>>>>>
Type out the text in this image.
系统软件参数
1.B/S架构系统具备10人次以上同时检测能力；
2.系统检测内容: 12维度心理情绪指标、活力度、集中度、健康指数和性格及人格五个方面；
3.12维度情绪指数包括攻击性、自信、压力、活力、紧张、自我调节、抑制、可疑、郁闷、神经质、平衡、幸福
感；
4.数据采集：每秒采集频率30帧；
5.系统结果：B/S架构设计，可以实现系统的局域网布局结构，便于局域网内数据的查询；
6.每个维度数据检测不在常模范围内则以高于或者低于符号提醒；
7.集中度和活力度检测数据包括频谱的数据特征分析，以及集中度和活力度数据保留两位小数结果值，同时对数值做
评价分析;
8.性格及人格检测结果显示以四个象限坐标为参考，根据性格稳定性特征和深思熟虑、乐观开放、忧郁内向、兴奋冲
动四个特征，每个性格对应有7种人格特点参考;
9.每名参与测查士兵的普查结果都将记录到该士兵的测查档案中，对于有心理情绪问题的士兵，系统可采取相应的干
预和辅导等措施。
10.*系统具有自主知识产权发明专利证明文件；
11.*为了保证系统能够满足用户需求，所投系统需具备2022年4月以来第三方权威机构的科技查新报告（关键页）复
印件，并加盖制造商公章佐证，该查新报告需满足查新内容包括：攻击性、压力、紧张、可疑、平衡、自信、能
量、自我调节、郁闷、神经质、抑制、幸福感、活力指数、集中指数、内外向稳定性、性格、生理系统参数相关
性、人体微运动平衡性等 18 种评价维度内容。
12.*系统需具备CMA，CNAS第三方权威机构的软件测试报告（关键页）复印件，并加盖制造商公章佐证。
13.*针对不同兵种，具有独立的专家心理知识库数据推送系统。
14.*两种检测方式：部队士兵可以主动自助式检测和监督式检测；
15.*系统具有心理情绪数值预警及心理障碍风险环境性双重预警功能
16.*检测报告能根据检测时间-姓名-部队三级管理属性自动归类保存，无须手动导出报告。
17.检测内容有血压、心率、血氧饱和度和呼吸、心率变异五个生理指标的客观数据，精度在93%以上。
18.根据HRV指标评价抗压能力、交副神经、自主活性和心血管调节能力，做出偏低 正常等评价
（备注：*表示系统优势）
<<<<<
> _WHAT IS BEING ASKED_:
Each entry must be reproduced verbatim.

> _ANSWER FOR THE TASK_:
Type out the text in this image.
系统软件参数
1.B/S架构系统具备10人次以上同时检测能力；
2.系统检测内容: 12维度心理情绪指标、活力度、集中度、健康指数和性格及人格五个方面；
3.12维度情绪指数包括攻击性、自信、压力、活力、紧张、自我调节、抑制、可疑、郁闷、神经质、平衡、幸福
感；
4.数据采集：每秒采集频率30帧；
5.系统结果：B/S架构设计，可以实现系统的局域网布局结构，便于局域网内数据的查询；
6.每个维度数据检测不在常模范围内则以高于或者低于符号提醒；
7.集中度和活力度检测数据包括频谱的数据特征分析，以及集中度和活力度数据保留两位小数结果值，同时对数值做
评价分析;
8.性格及人格检测结果显示以四个象限坐标为参考，根据性格稳定性特征和深思熟虑、乐观开放、忧郁内向、兴奋冲
动四个特征，每个性格对应有7种人格特点参考;
9.每名参与测查士兵的普查结果都将记录到该士兵的测查档案中，对于有心理情绪问题的士兵，系统可采取相应的干
预和辅导等措施。
10.*系统具有自主知识产权发明专利证明文件；
11.*为了保证系统能够满足用户需求，所投系统需具备2022年4月以来第三方权威机构的科技查新报告（关键页）复
印件，并加盖制造商公章佐证，该查新报告需满足查新内容包括：攻击性、压力、紧张、可疑、平衡、自信、能
量、自我调节、郁闷、神经质、抑制、幸福感、活力指数、集中指数、内外向稳定性、性格、生理系统参数相关
性、人体微运动平衡性等 18 种评价维度内容。
12.*系统需具备CMA，CNAS第三方权威机构的软件测试报告（关键页）复印件，并加盖制造商公章佐证。
13.*针对不同兵种，具有独立的专家心理知识库数据推送系统。
14.*两种检测方式：部队士兵可以主动自助式检测和监督式检测；
15.*系统具有心理情绪数值预警及心理障碍风险环境性双重预警功能
16.*检测报告能根据检测时间-姓名-部队三级管理属性自动归类保存，无须手动导出报告。
17.检测内容有血压、心率、血氧饱和度和呼吸、心率变异五个生理指标的客观数据，精度在93%以上。
18.根据HRV指标评价抗压能力、交副神经、自主活性和心血管调节能力，做出偏低 正常等评价
（备注：*表示系统优势）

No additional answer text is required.